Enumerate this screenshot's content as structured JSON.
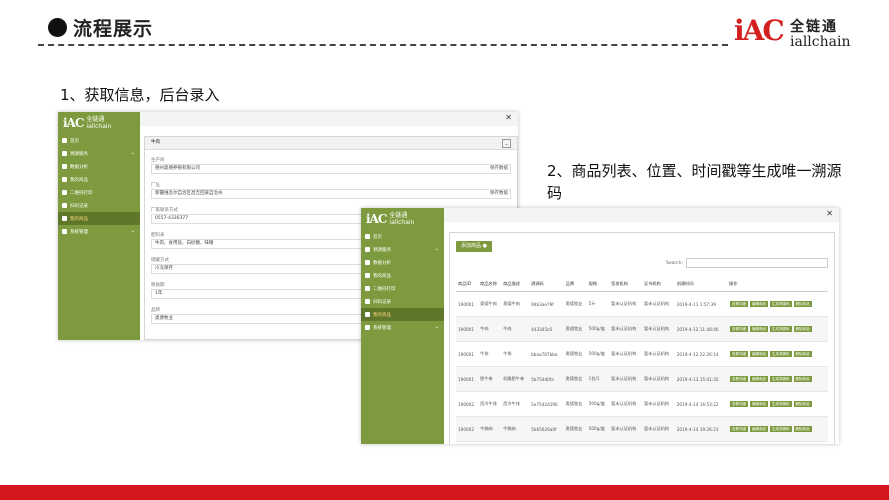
{
  "slide": {
    "title": "流程展示",
    "step1": "1、获取信息，后台录入",
    "step2": "2、商品列表、位置、时间戳等生成唯一溯源码"
  },
  "logo": {
    "mark": "iAC",
    "cn": "全链通",
    "en": "iallchain"
  },
  "colors": {
    "sidebar": "#7d9a3e",
    "accent_red": "#d4171f"
  },
  "shotA": {
    "logo_mark": "iAC",
    "logo_cn": "全链通",
    "logo_en": "iallchain",
    "nav": [
      {
        "label": "首页",
        "active": false
      },
      {
        "label": "溯源服务",
        "active": false,
        "chevron": "⌄"
      },
      {
        "label": "数据分析",
        "active": false
      },
      {
        "label": "我的商品",
        "active": false
      },
      {
        "label": "二维码打印",
        "active": false
      },
      {
        "label": "扫码记录",
        "active": false
      },
      {
        "label": "我的商品",
        "active": true
      },
      {
        "label": "系统管理",
        "active": false,
        "chevron": "⌄"
      }
    ],
    "panel_title": "牛肉",
    "fields": [
      {
        "label": "生产商",
        "value": "德州奥德养殖有限公司",
        "action": "保存数据"
      },
      {
        "label": "厂址",
        "value": "新疆维吾尔自治区昌吉回族自治州",
        "action": "保存数据"
      },
      {
        "label": "厂家联系方式",
        "value": "0557-4336377",
        "action": ""
      },
      {
        "label": "配料表",
        "value": "牛肉、食用盐、白砂糖、味精",
        "action": ""
      },
      {
        "label": "储藏方式",
        "value": "冷冻保存",
        "action": ""
      },
      {
        "label": "保质期",
        "value": "1年",
        "action": ""
      },
      {
        "label": "品牌",
        "value": "奥德牧业",
        "action": "保存数据"
      }
    ]
  },
  "shotB": {
    "logo_mark": "iAC",
    "logo_cn": "全链通",
    "logo_en": "iallchain",
    "add_button": "添加商品",
    "search_label": "Search:",
    "nav": [
      {
        "label": "首页",
        "active": false
      },
      {
        "label": "溯源服务",
        "active": false,
        "chevron": "⌄"
      },
      {
        "label": "数据分析",
        "active": false
      },
      {
        "label": "我的商品",
        "active": false
      },
      {
        "label": "二维码打印",
        "active": false
      },
      {
        "label": "扫码记录",
        "active": false
      },
      {
        "label": "我的商品",
        "active": true
      },
      {
        "label": "系统管理",
        "active": false,
        "chevron": "⌄"
      }
    ],
    "columns": [
      "商品ID",
      "商品名称",
      "商品描述",
      "溯源码",
      "品牌",
      "规格",
      "签发机构",
      "证书机构",
      "创建时间",
      "操作"
    ],
    "rows": [
      [
        "190001",
        "奥德牛肉",
        "奥德牛肉",
        "9db3ae79f",
        "奥德牧业",
        "5斤",
        "暂未认证机构",
        "暂未认证机构",
        "2019-4-11 1:57:39"
      ],
      [
        "190001",
        "牛肉",
        "牛肉",
        "443345e5",
        "奥德牧业",
        "500g/盒",
        "暂未认证机构",
        "暂未认证机构",
        "2019-4-12 11:48:46"
      ],
      [
        "190001",
        "牛排",
        "牛排",
        "bbaa787bba",
        "奥德牧业",
        "500g/盒",
        "暂未认证机构",
        "暂未认证机构",
        "2019-4-12 22:26:14"
      ],
      [
        "190001",
        "肥牛卷",
        "奶酪肥牛卷",
        "5b75dd0fa",
        "奥德牧业",
        "1包/1",
        "暂未认证机构",
        "暂未认证机构",
        "2019-4-13 15:01:35"
      ],
      [
        "190002",
        "西冷牛排",
        "西冷牛排",
        "5e7542d190",
        "奥德牧业",
        "500g/盒",
        "暂未认证机构",
        "暂未认证机构",
        "2019-4-14 16:53:22"
      ],
      [
        "190002",
        "牛腩肉",
        "牛腩肉",
        "5b65626a0f",
        "奥德牧业",
        "500g/盒",
        "暂未认证机构",
        "暂未认证机构",
        "2019-4-14 19:26:23"
      ],
      [
        "190002",
        "眼肉上脑",
        "眼肉上脑",
        "efa3390f9",
        "奥德牧业",
        "500g/盒",
        "暂未认证机构",
        "暂未认证机构",
        "2019-4-15"
      ]
    ],
    "row_actions": [
      "查看详细",
      "编辑商品",
      "生成溯源码",
      "删除商品"
    ]
  }
}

------------------------------------------------------------------------

WRITTEN EXERCISE: Return the listing above unchanged, apart from dropping its pictures.

WRITTEN ANSWER:
Enumerate this screenshot's content as structured JSON.
{
  "slide": {
    "title": "流程展示",
    "step1": "1、获取信息，后台录入",
    "step2": "2、商品列表、位置、时间戳等生成唯一溯源码"
  },
  "logo": {
    "mark": "iAC",
    "cn": "全链通",
    "en": "iallchain"
  },
  "colors": {
    "sidebar": "#7d9a3e",
    "accent_red": "#d4171f"
  },
  "shotA": {
    "logo_mark": "iAC",
    "logo_cn": "全链通",
    "logo_en": "iallchain",
    "nav": [
      {
        "label": "首页",
        "active": false
      },
      {
        "label": "溯源服务",
        "active": false,
        "chevron": "⌄"
      },
      {
        "label": "数据分析",
        "active": false
      },
      {
        "label": "我的商品",
        "active": false
      },
      {
        "label": "二维码打印",
        "active": false
      },
      {
        "label": "扫码记录",
        "active": false
      },
      {
        "label": "我的商品",
        "active": true
      },
      {
        "label": "系统管理",
        "active": false,
        "chevron": "⌄"
      }
    ],
    "panel_title": "牛肉",
    "fields": [
      {
        "label": "生产商",
        "value": "德州奥德养殖有限公司",
        "action": "保存数据"
      },
      {
        "label": "厂址",
        "value": "新疆维吾尔自治区昌吉回族自治州",
        "action": "保存数据"
      },
      {
        "label": "厂家联系方式",
        "value": "0557-4336377",
        "action": ""
      },
      {
        "label": "配料表",
        "value": "牛肉、食用盐、白砂糖、味精",
        "action": ""
      },
      {
        "label": "储藏方式",
        "value": "冷冻保存",
        "action": ""
      },
      {
        "label": "保质期",
        "value": "1年",
        "action": ""
      },
      {
        "label": "品牌",
        "value": "奥德牧业",
        "action": "保存数据"
      }
    ]
  },
  "shotB": {
    "logo_mark": "iAC",
    "logo_cn": "全链通",
    "logo_en": "iallchain",
    "add_button": "添加商品",
    "search_label": "Search:",
    "nav": [
      {
        "label": "首页",
        "active": false
      },
      {
        "label": "溯源服务",
        "active": false,
        "chevron": "⌄"
      },
      {
        "label": "数据分析",
        "active": false
      },
      {
        "label": "我的商品",
        "active": false
      },
      {
        "label": "二维码打印",
        "active": false
      },
      {
        "label": "扫码记录",
        "active": false
      },
      {
        "label": "我的商品",
        "active": true
      },
      {
        "label": "系统管理",
        "active": false,
        "chevron": "⌄"
      }
    ],
    "columns": [
      "商品ID",
      "商品名称",
      "商品描述",
      "溯源码",
      "品牌",
      "规格",
      "签发机构",
      "证书机构",
      "创建时间",
      "操作"
    ],
    "rows": [
      [
        "190001",
        "奥德牛肉",
        "奥德牛肉",
        "9db3ae79f",
        "奥德牧业",
        "5斤",
        "暂未认证机构",
        "暂未认证机构",
        "2019-4-11 1:57:39"
      ],
      [
        "190001",
        "牛肉",
        "牛肉",
        "443345e5",
        "奥德牧业",
        "500g/盒",
        "暂未认证机构",
        "暂未认证机构",
        "2019-4-12 11:48:46"
      ],
      [
        "190001",
        "牛排",
        "牛排",
        "bbaa787bba",
        "奥德牧业",
        "500g/盒",
        "暂未认证机构",
        "暂未认证机构",
        "2019-4-12 22:26:14"
      ],
      [
        "190001",
        "肥牛卷",
        "奶酪肥牛卷",
        "5b75dd0fa",
        "奥德牧业",
        "1包/1",
        "暂未认证机构",
        "暂未认证机构",
        "2019-4-13 15:01:35"
      ],
      [
        "190002",
        "西冷牛排",
        "西冷牛排",
        "5e7542d190",
        "奥德牧业",
        "500g/盒",
        "暂未认证机构",
        "暂未认证机构",
        "2019-4-14 16:53:22"
      ],
      [
        "190002",
        "牛腩肉",
        "牛腩肉",
        "5b65626a0f",
        "奥德牧业",
        "500g/盒",
        "暂未认证机构",
        "暂未认证机构",
        "2019-4-14 19:26:23"
      ],
      [
        "190002",
        "眼肉上脑",
        "眼肉上脑",
        "efa3390f9",
        "奥德牧业",
        "500g/盒",
        "暂未认证机构",
        "暂未认证机构",
        "2019-4-15"
      ]
    ],
    "row_actions": [
      "查看详细",
      "编辑商品",
      "生成溯源码",
      "删除商品"
    ]
  }
}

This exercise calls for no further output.